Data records
★ ★ ★ ★ ★ ★ ★
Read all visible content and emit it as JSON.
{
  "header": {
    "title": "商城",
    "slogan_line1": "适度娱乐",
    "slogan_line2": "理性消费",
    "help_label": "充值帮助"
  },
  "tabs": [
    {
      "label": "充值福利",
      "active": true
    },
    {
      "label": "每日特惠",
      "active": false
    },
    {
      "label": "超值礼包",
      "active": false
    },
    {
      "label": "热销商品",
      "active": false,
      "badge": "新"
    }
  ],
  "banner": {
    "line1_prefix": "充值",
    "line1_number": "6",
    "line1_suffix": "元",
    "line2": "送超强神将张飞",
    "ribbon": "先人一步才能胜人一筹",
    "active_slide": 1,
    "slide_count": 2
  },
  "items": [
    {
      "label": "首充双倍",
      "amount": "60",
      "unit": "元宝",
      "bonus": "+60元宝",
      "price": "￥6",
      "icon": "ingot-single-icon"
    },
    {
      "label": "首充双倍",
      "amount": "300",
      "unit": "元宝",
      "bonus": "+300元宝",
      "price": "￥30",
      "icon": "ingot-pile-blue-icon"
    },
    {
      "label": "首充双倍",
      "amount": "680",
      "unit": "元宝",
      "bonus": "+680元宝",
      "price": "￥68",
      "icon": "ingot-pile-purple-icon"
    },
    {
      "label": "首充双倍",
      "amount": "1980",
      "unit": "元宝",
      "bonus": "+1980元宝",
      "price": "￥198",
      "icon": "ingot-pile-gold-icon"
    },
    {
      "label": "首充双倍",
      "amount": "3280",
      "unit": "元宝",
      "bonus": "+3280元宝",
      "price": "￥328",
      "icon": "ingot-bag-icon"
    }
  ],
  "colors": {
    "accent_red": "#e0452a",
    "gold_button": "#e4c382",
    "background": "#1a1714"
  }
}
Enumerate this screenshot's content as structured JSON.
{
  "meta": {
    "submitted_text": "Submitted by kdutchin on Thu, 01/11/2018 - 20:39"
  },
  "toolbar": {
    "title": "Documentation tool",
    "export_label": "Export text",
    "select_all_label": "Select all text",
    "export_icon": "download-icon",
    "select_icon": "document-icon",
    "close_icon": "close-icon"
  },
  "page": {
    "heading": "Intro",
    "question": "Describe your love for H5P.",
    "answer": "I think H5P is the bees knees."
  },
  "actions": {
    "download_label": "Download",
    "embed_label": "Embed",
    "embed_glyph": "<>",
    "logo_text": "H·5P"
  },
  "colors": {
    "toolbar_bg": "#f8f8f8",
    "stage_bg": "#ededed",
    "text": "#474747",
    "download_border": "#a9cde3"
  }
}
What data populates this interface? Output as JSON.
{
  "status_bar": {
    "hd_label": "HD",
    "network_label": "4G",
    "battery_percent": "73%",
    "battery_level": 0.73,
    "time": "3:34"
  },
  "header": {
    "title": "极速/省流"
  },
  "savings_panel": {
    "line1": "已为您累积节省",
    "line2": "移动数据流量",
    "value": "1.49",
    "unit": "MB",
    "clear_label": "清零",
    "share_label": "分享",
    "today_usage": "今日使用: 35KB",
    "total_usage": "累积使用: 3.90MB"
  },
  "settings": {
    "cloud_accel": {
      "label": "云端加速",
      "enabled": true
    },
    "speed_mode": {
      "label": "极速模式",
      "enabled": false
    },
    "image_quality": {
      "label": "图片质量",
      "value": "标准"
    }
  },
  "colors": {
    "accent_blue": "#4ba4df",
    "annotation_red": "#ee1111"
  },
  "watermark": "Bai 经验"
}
★ ★ ★ ★ ★ ★ ★
## Exercise description
Your task is to print all of the records exactly.

## Solved problem
Read all visible content and emit it as JSON.
{
  "header": {
    "title": "商城",
    "slogan_line1": "适度娱乐",
    "slogan_line2": "理性消费",
    "help_label": "充值帮助"
  },
  "tabs": [
    {
      "label": "充值福利",
      "active": true
    },
    {
      "label": "每日特惠",
      "active": false
    },
    {
      "label": "超值礼包",
      "active": false
    },
    {
      "label": "热销商品",
      "active": false,
      "badge": "新"
    }
  ],
  "banner": {
    "line1_prefix": "充值",
    "line1_number": "6",
    "line1_suffix": "元",
    "line2": "送超强神将张飞",
    "ribbon": "先人一步才能胜人一筹",
    "active_slide": 1,
    "slide_count": 2
  },
  "items": [
    {
      "label": "首充双倍",
      "amount": "60",
      "unit": "元宝",
      "bonus": "+60元宝",
      "price": "￥6",
      "icon": "ingot-single-icon"
    },
    {
      "label": "首充双倍",
      "amount": "300",
      "unit": "元宝",
      "bonus": "+300元宝",
      "price": "￥30",
      "icon": "ingot-pile-blue-icon"
    },
    {
      "label": "首充双倍",
      "amount": "680",
      "unit": "元宝",
      "bonus": "+680元宝",
      "price": "￥68",
      "icon": "ingot-pile-purple-icon"
    },
    {
      "label": "首充双倍",
      "amount": "1980",
      "unit": "元宝",
      "bonus": "+1980元宝",
      "price": "￥198",
      "icon": "ingot-pile-gold-icon"
    },
    {
      "label": "首充双倍",
      "amount": "3280",
      "unit": "元宝",
      "bonus": "+3280元宝",
      "price": "￥328",
      "icon": "ingot-bag-icon"
    }
  ],
  "colors": {
    "accent_red": "#e0452a",
    "gold_button": "#e4c382",
    "background": "#1a1714"
  }
}
Enumerate this screenshot's content as structured JSON.
{
  "meta": {
    "submitted_text": "Submitted by kdutchin on Thu, 01/11/2018 - 20:39"
  },
  "toolbar": {
    "title": "Documentation tool",
    "export_label": "Export text",
    "select_all_label": "Select all text",
    "export_icon": "download-icon",
    "select_icon": "document-icon",
    "close_icon": "close-icon"
  },
  "page": {
    "heading": "Intro",
    "question": "Describe your love for H5P.",
    "answer": "I think H5P is the bees knees."
  },
  "actions": {
    "download_label": "Download",
    "embed_label": "Embed",
    "embed_glyph": "<>",
    "logo_text": "H·5P"
  },
  "colors": {
    "toolbar_bg": "#f8f8f8",
    "stage_bg": "#ededed",
    "text": "#474747",
    "download_border": "#a9cde3"
  }
}
What data populates this interface? Output as JSON.
{
  "status_bar": {
    "hd_label": "HD",
    "network_label": "4G",
    "battery_percent": "73%",
    "battery_level": 0.73,
    "time": "3:34"
  },
  "header": {
    "title": "极速/省流"
  },
  "savings_panel": {
    "line1": "已为您累积节省",
    "line2": "移动数据流量",
    "value": "1.49",
    "unit": "MB",
    "clear_label": "清零",
    "share_label": "分享",
    "today_usage": "今日使用: 35KB",
    "total_usage": "累积使用: 3.90MB"
  },
  "settings": {
    "cloud_accel": {
      "label": "云端加速",
      "enabled": true
    },
    "speed_mode": {
      "label": "极速模式",
      "enabled": false
    },
    "image_quality": {
      "label": "图片质量",
      "value": "标准"
    }
  },
  "colors": {
    "accent_blue": "#4ba4df",
    "annotation_red": "#ee1111"
  },
  "watermark": "Bai 经验"
}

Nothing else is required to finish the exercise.